(Excerpts from a figure dataset)
Start

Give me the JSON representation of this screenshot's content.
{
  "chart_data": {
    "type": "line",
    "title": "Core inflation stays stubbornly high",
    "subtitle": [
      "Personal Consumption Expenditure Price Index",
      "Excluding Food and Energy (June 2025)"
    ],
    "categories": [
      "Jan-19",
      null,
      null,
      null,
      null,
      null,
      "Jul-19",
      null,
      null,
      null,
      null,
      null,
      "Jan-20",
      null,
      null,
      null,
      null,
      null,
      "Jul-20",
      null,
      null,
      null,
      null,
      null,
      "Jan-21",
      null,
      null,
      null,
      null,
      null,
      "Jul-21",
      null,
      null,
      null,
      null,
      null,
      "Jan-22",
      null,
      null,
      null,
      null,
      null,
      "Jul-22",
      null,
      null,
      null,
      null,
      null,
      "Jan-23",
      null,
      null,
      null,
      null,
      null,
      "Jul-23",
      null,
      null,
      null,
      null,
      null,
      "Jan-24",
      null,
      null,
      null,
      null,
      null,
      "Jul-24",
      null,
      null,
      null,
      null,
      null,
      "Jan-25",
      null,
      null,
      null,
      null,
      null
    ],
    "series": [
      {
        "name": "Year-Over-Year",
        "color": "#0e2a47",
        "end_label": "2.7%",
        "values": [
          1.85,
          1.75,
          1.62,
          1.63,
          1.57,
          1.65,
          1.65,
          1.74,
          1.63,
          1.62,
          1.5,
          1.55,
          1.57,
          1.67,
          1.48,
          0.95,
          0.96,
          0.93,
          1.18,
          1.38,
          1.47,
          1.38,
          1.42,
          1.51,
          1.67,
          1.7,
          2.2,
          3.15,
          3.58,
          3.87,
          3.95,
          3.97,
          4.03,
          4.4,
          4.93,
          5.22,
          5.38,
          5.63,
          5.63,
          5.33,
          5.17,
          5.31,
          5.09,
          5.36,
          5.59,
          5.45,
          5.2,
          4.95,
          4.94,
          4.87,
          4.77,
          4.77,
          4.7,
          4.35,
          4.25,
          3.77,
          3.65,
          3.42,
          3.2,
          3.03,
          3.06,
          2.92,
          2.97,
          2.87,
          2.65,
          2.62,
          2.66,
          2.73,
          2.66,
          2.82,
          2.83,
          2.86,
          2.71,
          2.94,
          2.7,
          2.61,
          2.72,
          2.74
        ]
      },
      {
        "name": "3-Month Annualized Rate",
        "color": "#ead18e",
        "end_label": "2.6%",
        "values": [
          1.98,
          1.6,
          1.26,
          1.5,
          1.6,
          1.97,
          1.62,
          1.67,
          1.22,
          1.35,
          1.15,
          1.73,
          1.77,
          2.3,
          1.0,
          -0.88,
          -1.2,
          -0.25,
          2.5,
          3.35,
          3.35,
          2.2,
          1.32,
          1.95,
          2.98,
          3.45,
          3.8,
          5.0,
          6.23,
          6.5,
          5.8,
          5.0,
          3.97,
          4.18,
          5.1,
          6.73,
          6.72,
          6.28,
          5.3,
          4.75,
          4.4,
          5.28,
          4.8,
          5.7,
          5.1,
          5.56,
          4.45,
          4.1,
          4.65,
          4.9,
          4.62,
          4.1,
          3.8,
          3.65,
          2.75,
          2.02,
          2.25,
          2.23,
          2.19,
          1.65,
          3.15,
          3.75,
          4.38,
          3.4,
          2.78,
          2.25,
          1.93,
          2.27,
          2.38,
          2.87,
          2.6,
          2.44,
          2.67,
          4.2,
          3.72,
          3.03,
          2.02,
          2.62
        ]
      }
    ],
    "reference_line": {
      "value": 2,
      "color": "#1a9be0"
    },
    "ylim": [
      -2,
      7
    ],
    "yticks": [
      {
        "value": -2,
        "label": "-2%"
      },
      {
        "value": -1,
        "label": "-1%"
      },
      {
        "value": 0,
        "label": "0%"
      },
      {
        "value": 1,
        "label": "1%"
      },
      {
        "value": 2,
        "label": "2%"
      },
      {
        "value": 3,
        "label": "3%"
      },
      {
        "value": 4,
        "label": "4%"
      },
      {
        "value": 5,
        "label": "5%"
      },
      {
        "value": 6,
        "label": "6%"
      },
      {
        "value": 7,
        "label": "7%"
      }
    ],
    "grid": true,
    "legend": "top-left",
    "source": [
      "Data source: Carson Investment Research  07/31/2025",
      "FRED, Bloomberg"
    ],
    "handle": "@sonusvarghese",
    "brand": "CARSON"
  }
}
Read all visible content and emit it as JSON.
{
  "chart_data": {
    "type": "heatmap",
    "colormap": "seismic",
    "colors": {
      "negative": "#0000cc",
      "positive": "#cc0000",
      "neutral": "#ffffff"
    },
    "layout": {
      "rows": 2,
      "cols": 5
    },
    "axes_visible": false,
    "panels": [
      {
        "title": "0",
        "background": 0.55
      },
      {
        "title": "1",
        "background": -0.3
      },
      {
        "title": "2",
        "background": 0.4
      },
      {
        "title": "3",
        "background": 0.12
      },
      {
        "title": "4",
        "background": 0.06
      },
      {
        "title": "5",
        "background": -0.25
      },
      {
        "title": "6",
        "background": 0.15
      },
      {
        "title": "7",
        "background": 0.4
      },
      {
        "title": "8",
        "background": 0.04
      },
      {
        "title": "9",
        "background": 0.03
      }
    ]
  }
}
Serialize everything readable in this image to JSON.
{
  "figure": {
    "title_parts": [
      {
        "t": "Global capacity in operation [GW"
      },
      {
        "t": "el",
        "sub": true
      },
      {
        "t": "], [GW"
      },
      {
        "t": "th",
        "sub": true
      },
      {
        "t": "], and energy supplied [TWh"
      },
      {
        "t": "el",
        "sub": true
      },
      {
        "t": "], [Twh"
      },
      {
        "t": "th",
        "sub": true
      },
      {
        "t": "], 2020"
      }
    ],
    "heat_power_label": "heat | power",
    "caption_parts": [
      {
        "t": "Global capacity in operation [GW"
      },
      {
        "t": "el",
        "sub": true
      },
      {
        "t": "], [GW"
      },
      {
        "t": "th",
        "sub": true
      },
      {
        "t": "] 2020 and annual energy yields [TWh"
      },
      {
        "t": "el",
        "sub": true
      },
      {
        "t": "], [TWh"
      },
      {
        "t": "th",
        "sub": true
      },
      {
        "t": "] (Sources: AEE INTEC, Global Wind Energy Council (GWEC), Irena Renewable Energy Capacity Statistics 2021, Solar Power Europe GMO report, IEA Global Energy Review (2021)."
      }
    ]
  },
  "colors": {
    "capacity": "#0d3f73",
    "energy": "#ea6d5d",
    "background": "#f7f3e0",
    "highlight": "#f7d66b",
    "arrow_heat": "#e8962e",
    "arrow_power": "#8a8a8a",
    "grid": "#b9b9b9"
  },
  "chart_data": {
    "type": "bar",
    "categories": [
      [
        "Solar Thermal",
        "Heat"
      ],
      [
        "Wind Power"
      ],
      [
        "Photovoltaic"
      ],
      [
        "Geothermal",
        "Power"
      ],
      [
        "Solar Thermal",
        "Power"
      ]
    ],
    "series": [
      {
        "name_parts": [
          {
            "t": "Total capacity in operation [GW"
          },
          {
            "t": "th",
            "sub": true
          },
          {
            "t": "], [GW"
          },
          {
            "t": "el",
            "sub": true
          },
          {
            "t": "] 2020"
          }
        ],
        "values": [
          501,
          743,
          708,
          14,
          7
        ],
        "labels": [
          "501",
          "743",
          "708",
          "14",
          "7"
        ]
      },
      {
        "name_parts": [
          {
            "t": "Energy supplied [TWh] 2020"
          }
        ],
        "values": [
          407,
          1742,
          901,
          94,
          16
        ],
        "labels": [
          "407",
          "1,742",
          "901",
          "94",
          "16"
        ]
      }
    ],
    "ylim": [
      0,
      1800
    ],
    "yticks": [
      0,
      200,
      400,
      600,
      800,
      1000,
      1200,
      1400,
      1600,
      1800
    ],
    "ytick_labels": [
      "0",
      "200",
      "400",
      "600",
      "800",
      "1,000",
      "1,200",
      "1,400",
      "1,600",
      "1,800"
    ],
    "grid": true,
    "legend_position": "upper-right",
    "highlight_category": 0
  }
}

End

EXERCISE REQUIREMENTS
Gather up the lines that contain the word "JSON".

OUTPUT BELOW
Give me the JSON representation of this screenshot's content.
Read all visible content and emit it as JSON.
Serialize everything readable in this image to JSON.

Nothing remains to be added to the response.